Problem statement
In the listing below, count each line containing "Monday" and answer with the count only.

## start Records for processing

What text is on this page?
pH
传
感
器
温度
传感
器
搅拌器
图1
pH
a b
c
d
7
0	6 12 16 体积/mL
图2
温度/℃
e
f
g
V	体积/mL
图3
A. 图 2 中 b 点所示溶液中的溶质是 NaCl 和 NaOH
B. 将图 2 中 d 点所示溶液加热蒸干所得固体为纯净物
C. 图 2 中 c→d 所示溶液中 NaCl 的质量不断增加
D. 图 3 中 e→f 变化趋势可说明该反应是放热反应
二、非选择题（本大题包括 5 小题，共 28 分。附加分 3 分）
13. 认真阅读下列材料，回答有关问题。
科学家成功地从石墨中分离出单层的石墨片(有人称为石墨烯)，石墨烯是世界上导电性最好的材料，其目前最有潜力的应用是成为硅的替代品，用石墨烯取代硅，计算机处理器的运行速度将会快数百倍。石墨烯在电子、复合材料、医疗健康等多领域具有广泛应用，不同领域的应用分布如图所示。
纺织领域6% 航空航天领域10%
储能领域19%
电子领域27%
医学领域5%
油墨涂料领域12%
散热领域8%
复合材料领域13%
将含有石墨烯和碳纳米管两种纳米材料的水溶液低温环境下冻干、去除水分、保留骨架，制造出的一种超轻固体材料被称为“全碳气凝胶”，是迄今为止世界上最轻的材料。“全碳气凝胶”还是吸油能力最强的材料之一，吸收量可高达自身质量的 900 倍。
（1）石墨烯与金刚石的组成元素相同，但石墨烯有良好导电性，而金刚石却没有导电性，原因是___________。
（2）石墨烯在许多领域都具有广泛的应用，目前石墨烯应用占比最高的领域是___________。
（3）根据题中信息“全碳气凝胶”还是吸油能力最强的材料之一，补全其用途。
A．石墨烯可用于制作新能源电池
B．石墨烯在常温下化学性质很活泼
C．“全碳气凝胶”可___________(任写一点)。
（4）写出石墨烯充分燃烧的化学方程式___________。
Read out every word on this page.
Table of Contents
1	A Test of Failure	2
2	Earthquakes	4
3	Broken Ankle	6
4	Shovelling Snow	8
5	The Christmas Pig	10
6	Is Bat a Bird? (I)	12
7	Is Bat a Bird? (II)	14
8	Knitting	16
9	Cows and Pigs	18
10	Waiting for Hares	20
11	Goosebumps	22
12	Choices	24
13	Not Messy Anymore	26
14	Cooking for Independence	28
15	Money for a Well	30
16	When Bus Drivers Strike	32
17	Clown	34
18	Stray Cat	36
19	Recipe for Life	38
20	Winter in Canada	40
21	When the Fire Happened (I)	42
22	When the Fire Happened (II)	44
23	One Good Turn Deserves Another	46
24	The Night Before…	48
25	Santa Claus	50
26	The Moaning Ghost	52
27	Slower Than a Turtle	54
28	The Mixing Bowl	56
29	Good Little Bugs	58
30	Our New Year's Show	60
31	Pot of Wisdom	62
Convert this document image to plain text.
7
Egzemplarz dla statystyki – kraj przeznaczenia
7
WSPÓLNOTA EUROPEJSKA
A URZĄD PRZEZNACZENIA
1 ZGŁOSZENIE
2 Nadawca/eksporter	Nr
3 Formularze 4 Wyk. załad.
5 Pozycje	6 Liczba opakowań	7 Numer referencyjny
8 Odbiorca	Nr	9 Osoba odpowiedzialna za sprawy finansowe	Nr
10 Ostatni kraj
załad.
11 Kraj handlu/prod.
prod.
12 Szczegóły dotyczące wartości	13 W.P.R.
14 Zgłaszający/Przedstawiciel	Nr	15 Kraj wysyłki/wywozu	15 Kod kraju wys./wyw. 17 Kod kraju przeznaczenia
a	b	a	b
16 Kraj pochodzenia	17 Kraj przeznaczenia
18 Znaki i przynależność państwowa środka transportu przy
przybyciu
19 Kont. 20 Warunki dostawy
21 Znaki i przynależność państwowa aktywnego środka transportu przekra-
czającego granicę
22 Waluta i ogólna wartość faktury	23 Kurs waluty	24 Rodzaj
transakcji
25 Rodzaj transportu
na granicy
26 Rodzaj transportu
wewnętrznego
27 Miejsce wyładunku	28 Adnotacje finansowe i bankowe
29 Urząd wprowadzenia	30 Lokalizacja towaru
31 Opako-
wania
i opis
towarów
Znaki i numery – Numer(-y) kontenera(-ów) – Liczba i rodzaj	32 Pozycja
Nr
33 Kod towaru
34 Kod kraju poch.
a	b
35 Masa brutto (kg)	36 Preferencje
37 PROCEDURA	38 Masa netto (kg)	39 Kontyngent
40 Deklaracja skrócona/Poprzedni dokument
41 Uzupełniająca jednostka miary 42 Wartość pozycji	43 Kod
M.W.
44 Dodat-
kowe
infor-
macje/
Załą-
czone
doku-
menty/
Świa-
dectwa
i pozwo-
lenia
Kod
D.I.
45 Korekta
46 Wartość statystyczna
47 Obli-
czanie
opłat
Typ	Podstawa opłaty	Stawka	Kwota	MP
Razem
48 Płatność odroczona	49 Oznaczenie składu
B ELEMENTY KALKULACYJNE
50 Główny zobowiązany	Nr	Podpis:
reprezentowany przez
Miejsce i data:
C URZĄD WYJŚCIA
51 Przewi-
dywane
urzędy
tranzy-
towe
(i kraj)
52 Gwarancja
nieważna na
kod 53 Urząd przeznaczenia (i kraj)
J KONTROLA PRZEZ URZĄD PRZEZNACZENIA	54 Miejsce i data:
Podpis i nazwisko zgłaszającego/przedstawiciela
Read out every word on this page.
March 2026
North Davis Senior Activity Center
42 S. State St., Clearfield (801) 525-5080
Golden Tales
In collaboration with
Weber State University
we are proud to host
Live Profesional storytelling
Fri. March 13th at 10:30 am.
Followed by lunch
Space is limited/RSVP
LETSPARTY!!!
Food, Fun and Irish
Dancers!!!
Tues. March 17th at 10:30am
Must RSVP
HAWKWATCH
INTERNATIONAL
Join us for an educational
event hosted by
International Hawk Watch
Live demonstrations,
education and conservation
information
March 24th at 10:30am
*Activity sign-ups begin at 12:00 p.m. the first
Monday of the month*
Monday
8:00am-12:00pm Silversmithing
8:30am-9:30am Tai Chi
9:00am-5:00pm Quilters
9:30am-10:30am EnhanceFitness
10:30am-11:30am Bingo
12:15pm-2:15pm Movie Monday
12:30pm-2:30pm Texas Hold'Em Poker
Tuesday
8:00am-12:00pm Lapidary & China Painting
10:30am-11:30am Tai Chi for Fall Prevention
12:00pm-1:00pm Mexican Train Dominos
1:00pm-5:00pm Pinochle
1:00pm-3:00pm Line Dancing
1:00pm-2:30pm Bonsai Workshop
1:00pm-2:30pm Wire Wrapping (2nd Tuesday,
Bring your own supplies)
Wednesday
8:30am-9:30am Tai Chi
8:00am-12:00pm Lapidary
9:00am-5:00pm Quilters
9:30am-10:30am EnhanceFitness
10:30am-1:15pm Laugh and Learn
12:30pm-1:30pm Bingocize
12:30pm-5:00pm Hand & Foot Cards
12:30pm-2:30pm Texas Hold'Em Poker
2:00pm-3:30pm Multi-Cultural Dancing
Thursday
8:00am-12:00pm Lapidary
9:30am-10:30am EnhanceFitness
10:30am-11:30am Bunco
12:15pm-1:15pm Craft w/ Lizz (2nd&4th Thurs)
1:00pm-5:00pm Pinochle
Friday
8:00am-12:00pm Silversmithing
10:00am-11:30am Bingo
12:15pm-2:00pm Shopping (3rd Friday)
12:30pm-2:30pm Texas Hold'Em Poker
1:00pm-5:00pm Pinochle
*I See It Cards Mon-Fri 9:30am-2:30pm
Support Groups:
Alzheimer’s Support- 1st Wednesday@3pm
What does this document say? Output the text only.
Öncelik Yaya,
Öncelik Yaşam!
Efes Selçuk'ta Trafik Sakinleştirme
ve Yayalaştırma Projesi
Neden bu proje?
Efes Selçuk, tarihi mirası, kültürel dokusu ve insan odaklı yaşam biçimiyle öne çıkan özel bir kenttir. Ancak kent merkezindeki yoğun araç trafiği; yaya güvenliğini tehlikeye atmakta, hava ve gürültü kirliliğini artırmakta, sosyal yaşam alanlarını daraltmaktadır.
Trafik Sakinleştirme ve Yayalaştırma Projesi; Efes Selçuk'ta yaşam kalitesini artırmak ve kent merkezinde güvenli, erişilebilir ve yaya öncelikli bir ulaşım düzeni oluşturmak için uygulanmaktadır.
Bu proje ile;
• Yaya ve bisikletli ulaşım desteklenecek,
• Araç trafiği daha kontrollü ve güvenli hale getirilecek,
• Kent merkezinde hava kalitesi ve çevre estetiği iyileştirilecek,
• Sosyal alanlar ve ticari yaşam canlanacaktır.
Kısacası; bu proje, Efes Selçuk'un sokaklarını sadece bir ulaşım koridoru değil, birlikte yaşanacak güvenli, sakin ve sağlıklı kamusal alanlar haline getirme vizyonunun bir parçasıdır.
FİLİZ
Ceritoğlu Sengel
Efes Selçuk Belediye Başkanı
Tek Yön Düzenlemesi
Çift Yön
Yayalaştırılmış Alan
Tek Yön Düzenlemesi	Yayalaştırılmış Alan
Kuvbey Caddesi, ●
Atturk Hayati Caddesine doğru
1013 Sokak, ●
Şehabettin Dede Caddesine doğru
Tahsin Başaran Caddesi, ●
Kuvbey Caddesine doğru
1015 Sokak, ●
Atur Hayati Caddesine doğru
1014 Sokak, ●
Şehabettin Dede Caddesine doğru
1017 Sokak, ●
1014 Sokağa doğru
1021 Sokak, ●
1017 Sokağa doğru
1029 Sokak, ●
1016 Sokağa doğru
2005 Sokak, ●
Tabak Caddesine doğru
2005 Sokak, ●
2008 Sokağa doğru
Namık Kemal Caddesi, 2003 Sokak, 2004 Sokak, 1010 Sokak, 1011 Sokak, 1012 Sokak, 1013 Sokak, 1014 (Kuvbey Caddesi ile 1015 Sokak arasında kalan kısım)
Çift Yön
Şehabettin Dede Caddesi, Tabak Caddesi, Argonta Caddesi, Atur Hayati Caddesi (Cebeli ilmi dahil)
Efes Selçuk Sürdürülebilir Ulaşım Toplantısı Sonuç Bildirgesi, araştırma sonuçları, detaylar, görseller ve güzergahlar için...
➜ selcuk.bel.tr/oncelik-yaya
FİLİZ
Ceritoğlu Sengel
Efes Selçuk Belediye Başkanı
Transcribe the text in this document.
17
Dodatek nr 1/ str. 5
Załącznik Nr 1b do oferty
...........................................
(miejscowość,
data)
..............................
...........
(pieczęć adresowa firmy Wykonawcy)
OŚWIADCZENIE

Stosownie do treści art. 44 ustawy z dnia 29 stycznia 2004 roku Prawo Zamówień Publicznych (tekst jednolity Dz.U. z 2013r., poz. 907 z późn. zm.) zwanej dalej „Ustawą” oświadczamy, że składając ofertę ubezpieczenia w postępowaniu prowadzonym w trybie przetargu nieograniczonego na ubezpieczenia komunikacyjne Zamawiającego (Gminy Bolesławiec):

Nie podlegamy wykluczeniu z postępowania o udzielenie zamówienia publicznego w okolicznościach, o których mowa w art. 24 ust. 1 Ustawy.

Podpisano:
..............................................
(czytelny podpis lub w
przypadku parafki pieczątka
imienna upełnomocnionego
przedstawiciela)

## end Records for processing

Exercise answer
3